**REQUEST:** All the entries need to be quoted exactly, apart from the pictures, which you should drop.

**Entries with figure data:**
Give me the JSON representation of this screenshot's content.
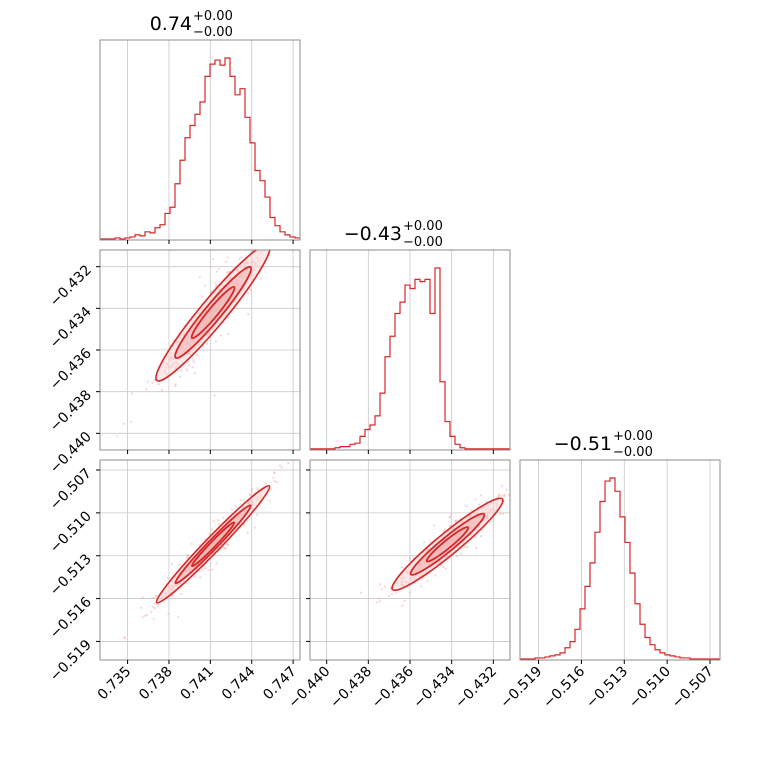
{
  "colors": {
    "accent": "#d62728",
    "scatter": "#f2a0a0",
    "fill_inner": "#f4b8b8",
    "fill_mid": "#f9d6d6"
  },
  "chart_data": [
    {
      "id": "p0",
      "type": "histogram",
      "row": 0,
      "col": 0,
      "title": {
        "main": "0.74",
        "sup": "+0.00",
        "sub": "−0.00"
      },
      "xlim": [
        0.733,
        0.7475
      ],
      "xticks": [
        0.735,
        0.738,
        0.741,
        0.744,
        0.747
      ],
      "xticklabels": [],
      "bins": {
        "start": 0.733,
        "step": 0.0003625,
        "counts": [
          1,
          1,
          1,
          2,
          1,
          2,
          3,
          5,
          4,
          8,
          7,
          12,
          15,
          26,
          32,
          55,
          78,
          100,
          112,
          123,
          135,
          160,
          172,
          176,
          171,
          178,
          160,
          142,
          148,
          120,
          95,
          68,
          58,
          42,
          22,
          14,
          8,
          5,
          3,
          2
        ]
      }
    },
    {
      "id": "p1",
      "type": "scatter_contour",
      "row": 1,
      "col": 0,
      "xlim": [
        0.733,
        0.7475
      ],
      "ylim": [
        -0.4408,
        -0.4312
      ],
      "xticks": [
        0.735,
        0.738,
        0.741,
        0.744,
        0.747
      ],
      "xticklabels": [],
      "yticks": [
        -0.432,
        -0.434,
        -0.436,
        -0.438,
        -0.44
      ],
      "yticklabels": [
        "−0.432",
        "−0.434",
        "−0.436",
        "−0.438",
        "−0.440"
      ],
      "relation": {
        "x_center": 0.7412,
        "y_center": -0.4342,
        "slope": 0.8,
        "x_sd": 0.0017,
        "y_sd": 0.00045
      }
    },
    {
      "id": "p2",
      "type": "histogram",
      "row": 1,
      "col": 1,
      "title": {
        "main": "−0.43",
        "sup": "+0.00",
        "sub": "−0.00"
      },
      "xlim": [
        -0.4408,
        -0.4312
      ],
      "xticks": [
        -0.44,
        -0.438,
        -0.436,
        -0.434,
        -0.432
      ],
      "xticklabels": [],
      "bins": {
        "start": -0.4408,
        "step": 0.00024,
        "counts": [
          1,
          1,
          1,
          1,
          1,
          2,
          3,
          3,
          5,
          6,
          12,
          18,
          22,
          30,
          50,
          82,
          100,
          120,
          130,
          145,
          142,
          150,
          148,
          150,
          120,
          160,
          60,
          25,
          12,
          5,
          2,
          1,
          1,
          1,
          1,
          1,
          1,
          1,
          1,
          1
        ]
      }
    },
    {
      "id": "p3",
      "type": "scatter_contour",
      "row": 2,
      "col": 0,
      "xlim": [
        0.733,
        0.7475
      ],
      "ylim": [
        -0.5203,
        -0.5063
      ],
      "xticks": [
        0.735,
        0.738,
        0.741,
        0.744,
        0.747
      ],
      "xticklabels": [
        "0.735",
        "0.738",
        "0.741",
        "0.744",
        "0.747"
      ],
      "yticks": [
        -0.507,
        -0.51,
        -0.513,
        -0.516,
        -0.519
      ],
      "yticklabels": [
        "−0.507",
        "−0.510",
        "−0.513",
        "−0.516",
        "−0.519"
      ],
      "relation": {
        "x_center": 0.7412,
        "y_center": -0.5122,
        "slope": 1.0,
        "x_sd": 0.0017,
        "y_sd": 0.00035
      }
    },
    {
      "id": "p4",
      "type": "scatter_contour",
      "row": 2,
      "col": 1,
      "xlim": [
        -0.4408,
        -0.4312
      ],
      "ylim": [
        -0.5203,
        -0.5063
      ],
      "xticks": [
        -0.44,
        -0.438,
        -0.436,
        -0.434,
        -0.432
      ],
      "xticklabels": [
        "−0.440",
        "−0.438",
        "−0.436",
        "−0.434",
        "−0.432"
      ],
      "yticks": [
        -0.507,
        -0.51,
        -0.513,
        -0.516,
        -0.519
      ],
      "yticklabels": [],
      "relation": {
        "x_center": -0.4342,
        "y_center": -0.5122,
        "slope": 1.2,
        "x_sd": 0.0011,
        "y_sd": 0.00045
      }
    },
    {
      "id": "p5",
      "type": "histogram",
      "row": 2,
      "col": 2,
      "title": {
        "main": "−0.51",
        "sup": "+0.00",
        "sub": "−0.00"
      },
      "xlim": [
        -0.5203,
        -0.5063
      ],
      "xticks": [
        -0.519,
        -0.516,
        -0.513,
        -0.51,
        -0.507
      ],
      "xticklabels": [
        "−0.519",
        "−0.516",
        "−0.513",
        "−0.510",
        "−0.507"
      ],
      "bins": {
        "start": -0.5203,
        "step": 0.00035,
        "counts": [
          1,
          1,
          1,
          2,
          2,
          3,
          4,
          5,
          7,
          12,
          18,
          30,
          50,
          72,
          95,
          125,
          155,
          175,
          178,
          165,
          140,
          115,
          85,
          55,
          35,
          22,
          15,
          10,
          7,
          5,
          4,
          3,
          2,
          2,
          1,
          1,
          1,
          1,
          1,
          1
        ]
      }
    }
  ]
}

**EXPECTED ANSWER:**
Give me the JSON representation of this screenshot's content.
{
  "colors": {
    "accent": "#d62728",
    "scatter": "#f2a0a0",
    "fill_inner": "#f4b8b8",
    "fill_mid": "#f9d6d6"
  },
  "chart_data": [
    {
      "id": "p0",
      "type": "histogram",
      "row": 0,
      "col": 0,
      "title": {
        "main": "0.74",
        "sup": "+0.00",
        "sub": "−0.00"
      },
      "xlim": [
        0.733,
        0.7475
      ],
      "xticks": [
        0.735,
        0.738,
        0.741,
        0.744,
        0.747
      ],
      "xticklabels": [],
      "bins": {
        "start": 0.733,
        "step": 0.0003625,
        "counts": [
          1,
          1,
          1,
          2,
          1,
          2,
          3,
          5,
          4,
          8,
          7,
          12,
          15,
          26,
          32,
          55,
          78,
          100,
          112,
          123,
          135,
          160,
          172,
          176,
          171,
          178,
          160,
          142,
          148,
          120,
          95,
          68,
          58,
          42,
          22,
          14,
          8,
          5,
          3,
          2
        ]
      }
    },
    {
      "id": "p1",
      "type": "scatter_contour",
      "row": 1,
      "col": 0,
      "xlim": [
        0.733,
        0.7475
      ],
      "ylim": [
        -0.4408,
        -0.4312
      ],
      "xticks": [
        0.735,
        0.738,
        0.741,
        0.744,
        0.747
      ],
      "xticklabels": [],
      "yticks": [
        -0.432,
        -0.434,
        -0.436,
        -0.438,
        -0.44
      ],
      "yticklabels": [
        "−0.432",
        "−0.434",
        "−0.436",
        "−0.438",
        "−0.440"
      ],
      "relation": {
        "x_center": 0.7412,
        "y_center": -0.4342,
        "slope": 0.8,
        "x_sd": 0.0017,
        "y_sd": 0.00045
      }
    },
    {
      "id": "p2",
      "type": "histogram",
      "row": 1,
      "col": 1,
      "title": {
        "main": "−0.43",
        "sup": "+0.00",
        "sub": "−0.00"
      },
      "xlim": [
        -0.4408,
        -0.4312
      ],
      "xticks": [
        -0.44,
        -0.438,
        -0.436,
        -0.434,
        -0.432
      ],
      "xticklabels": [],
      "bins": {
        "start": -0.4408,
        "step": 0.00024,
        "counts": [
          1,
          1,
          1,
          1,
          1,
          2,
          3,
          3,
          5,
          6,
          12,
          18,
          22,
          30,
          50,
          82,
          100,
          120,
          130,
          145,
          142,
          150,
          148,
          150,
          120,
          160,
          60,
          25,
          12,
          5,
          2,
          1,
          1,
          1,
          1,
          1,
          1,
          1,
          1,
          1
        ]
      }
    },
    {
      "id": "p3",
      "type": "scatter_contour",
      "row": 2,
      "col": 0,
      "xlim": [
        0.733,
        0.7475
      ],
      "ylim": [
        -0.5203,
        -0.5063
      ],
      "xticks": [
        0.735,
        0.738,
        0.741,
        0.744,
        0.747
      ],
      "xticklabels": [
        "0.735",
        "0.738",
        "0.741",
        "0.744",
        "0.747"
      ],
      "yticks": [
        -0.507,
        -0.51,
        -0.513,
        -0.516,
        -0.519
      ],
      "yticklabels": [
        "−0.507",
        "−0.510",
        "−0.513",
        "−0.516",
        "−0.519"
      ],
      "relation": {
        "x_center": 0.7412,
        "y_center": -0.5122,
        "slope": 1.0,
        "x_sd": 0.0017,
        "y_sd": 0.00035
      }
    },
    {
      "id": "p4",
      "type": "scatter_contour",
      "row": 2,
      "col": 1,
      "xlim": [
        -0.4408,
        -0.4312
      ],
      "ylim": [
        -0.5203,
        -0.5063
      ],
      "xticks": [
        -0.44,
        -0.438,
        -0.436,
        -0.434,
        -0.432
      ],
      "xticklabels": [
        "−0.440",
        "−0.438",
        "−0.436",
        "−0.434",
        "−0.432"
      ],
      "yticks": [
        -0.507,
        -0.51,
        -0.513,
        -0.516,
        -0.519
      ],
      "yticklabels": [],
      "relation": {
        "x_center": -0.4342,
        "y_center": -0.5122,
        "slope": 1.2,
        "x_sd": 0.0011,
        "y_sd": 0.00045
      }
    },
    {
      "id": "p5",
      "type": "histogram",
      "row": 2,
      "col": 2,
      "title": {
        "main": "−0.51",
        "sup": "+0.00",
        "sub": "−0.00"
      },
      "xlim": [
        -0.5203,
        -0.5063
      ],
      "xticks": [
        -0.519,
        -0.516,
        -0.513,
        -0.51,
        -0.507
      ],
      "xticklabels": [
        "−0.519",
        "−0.516",
        "−0.513",
        "−0.510",
        "−0.507"
      ],
      "bins": {
        "start": -0.5203,
        "step": 0.00035,
        "counts": [
          1,
          1,
          1,
          2,
          2,
          3,
          4,
          5,
          7,
          12,
          18,
          30,
          50,
          72,
          95,
          125,
          155,
          175,
          178,
          165,
          140,
          115,
          85,
          55,
          35,
          22,
          15,
          10,
          7,
          5,
          4,
          3,
          2,
          2,
          1,
          1,
          1,
          1,
          1,
          1
        ]
      }
    }
  ]
}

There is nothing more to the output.